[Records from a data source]
----

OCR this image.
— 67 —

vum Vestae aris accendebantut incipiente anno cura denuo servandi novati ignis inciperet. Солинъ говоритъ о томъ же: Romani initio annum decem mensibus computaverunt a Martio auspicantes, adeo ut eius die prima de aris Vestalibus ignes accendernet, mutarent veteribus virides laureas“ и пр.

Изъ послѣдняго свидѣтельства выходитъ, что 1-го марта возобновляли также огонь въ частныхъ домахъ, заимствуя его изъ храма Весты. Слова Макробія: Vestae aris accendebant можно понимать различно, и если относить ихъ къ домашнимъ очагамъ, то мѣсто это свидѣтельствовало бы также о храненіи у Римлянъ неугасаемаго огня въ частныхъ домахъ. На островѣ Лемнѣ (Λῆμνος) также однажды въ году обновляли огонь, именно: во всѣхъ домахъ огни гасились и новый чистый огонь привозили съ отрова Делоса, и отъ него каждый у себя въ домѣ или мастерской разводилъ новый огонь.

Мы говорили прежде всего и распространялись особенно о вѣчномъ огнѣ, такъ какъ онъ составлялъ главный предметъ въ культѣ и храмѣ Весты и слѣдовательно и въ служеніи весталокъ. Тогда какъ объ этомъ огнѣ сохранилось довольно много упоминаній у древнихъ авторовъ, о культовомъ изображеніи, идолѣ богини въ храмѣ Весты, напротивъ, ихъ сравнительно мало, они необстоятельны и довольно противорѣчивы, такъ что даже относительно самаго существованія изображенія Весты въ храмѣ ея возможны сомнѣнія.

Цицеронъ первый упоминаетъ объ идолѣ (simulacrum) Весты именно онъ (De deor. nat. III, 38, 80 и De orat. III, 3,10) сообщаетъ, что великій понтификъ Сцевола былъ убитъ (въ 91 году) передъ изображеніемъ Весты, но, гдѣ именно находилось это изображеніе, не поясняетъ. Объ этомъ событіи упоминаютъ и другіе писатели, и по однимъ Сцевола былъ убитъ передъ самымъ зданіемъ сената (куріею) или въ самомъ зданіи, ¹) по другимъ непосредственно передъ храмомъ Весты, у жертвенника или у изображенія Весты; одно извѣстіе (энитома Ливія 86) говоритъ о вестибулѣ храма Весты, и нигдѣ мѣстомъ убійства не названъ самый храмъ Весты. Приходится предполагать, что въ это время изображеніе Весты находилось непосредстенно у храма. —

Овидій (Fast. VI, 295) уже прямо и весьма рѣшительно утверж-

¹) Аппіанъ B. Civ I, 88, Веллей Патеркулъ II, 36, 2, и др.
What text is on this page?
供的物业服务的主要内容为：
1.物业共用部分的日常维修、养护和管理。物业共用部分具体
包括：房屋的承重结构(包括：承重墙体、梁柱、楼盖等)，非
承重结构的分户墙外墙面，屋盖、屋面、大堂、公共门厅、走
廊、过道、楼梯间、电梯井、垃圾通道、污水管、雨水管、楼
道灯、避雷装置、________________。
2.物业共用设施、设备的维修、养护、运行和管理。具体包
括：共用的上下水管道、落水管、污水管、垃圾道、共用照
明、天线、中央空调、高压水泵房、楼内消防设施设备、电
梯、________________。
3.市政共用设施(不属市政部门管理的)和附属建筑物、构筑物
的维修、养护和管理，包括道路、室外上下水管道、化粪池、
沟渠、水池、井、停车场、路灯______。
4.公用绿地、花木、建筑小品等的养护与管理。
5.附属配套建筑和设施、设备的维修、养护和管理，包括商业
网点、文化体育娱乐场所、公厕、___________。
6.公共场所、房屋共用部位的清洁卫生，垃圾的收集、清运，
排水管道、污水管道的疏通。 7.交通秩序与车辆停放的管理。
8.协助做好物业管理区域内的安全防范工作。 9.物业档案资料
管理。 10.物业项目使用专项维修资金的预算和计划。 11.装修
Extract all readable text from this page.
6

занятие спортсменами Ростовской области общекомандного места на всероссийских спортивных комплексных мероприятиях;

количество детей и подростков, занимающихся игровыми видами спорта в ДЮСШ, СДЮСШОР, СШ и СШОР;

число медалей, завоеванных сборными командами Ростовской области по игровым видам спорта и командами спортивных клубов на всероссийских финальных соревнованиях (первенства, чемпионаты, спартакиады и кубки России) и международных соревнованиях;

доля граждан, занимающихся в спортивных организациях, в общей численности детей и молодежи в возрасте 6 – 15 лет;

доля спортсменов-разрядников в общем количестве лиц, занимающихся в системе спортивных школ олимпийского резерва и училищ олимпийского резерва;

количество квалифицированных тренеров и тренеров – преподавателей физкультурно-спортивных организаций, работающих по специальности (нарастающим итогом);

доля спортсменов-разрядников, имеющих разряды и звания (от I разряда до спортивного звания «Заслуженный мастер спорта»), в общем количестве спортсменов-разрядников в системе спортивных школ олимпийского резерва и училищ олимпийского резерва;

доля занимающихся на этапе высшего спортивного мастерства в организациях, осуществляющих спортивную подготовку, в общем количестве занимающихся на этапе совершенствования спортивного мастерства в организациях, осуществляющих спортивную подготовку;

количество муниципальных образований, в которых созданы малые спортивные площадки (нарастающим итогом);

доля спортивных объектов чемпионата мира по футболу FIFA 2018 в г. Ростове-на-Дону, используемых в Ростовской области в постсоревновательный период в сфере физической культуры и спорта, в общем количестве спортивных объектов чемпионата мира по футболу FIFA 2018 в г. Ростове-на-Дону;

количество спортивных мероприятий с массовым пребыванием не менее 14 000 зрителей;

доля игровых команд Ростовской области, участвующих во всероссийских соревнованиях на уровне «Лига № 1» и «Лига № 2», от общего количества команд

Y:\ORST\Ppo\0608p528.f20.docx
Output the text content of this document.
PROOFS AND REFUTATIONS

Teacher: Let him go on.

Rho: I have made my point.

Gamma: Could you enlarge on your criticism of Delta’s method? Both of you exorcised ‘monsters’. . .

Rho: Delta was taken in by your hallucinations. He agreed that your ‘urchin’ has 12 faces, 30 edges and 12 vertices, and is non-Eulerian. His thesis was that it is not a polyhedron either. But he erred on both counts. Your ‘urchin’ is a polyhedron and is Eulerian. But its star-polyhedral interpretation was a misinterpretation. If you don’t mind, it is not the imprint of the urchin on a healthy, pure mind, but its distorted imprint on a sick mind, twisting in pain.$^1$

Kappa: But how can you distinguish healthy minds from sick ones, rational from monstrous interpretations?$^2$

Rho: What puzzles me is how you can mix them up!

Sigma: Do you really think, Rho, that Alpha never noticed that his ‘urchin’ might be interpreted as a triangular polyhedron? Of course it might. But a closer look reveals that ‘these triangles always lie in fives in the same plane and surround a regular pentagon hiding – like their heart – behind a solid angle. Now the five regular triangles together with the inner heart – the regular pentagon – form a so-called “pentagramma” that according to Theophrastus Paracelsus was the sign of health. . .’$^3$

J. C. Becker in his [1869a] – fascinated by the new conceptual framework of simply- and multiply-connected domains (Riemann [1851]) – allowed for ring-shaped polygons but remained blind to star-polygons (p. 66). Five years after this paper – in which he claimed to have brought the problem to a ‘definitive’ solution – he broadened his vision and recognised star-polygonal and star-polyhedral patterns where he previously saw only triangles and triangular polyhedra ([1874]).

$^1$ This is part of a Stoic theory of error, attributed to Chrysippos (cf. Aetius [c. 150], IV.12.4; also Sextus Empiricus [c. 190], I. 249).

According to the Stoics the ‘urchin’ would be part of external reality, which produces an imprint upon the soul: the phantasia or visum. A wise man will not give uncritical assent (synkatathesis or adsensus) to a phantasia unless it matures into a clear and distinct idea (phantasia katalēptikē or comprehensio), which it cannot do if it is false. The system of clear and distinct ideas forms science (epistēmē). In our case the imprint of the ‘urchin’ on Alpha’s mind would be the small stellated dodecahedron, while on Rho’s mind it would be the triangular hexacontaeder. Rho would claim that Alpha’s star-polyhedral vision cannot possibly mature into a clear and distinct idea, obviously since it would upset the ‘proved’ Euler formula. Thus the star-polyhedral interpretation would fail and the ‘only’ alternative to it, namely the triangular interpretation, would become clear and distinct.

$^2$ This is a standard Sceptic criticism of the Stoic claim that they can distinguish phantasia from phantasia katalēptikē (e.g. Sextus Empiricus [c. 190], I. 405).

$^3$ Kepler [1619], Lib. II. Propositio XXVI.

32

----

PROBLEM DETAILS: Identify and copy all lines with the word "итогом".

CORRECT RESPONSE:
количество квалифицированных тренеров и тренеров – преподавателей физкультурно-спортивных организаций, работающих по специальности (нарастающим итогом);
количество муниципальных образований, в которых созданы малые спортивные площадки (нарастающим итогом);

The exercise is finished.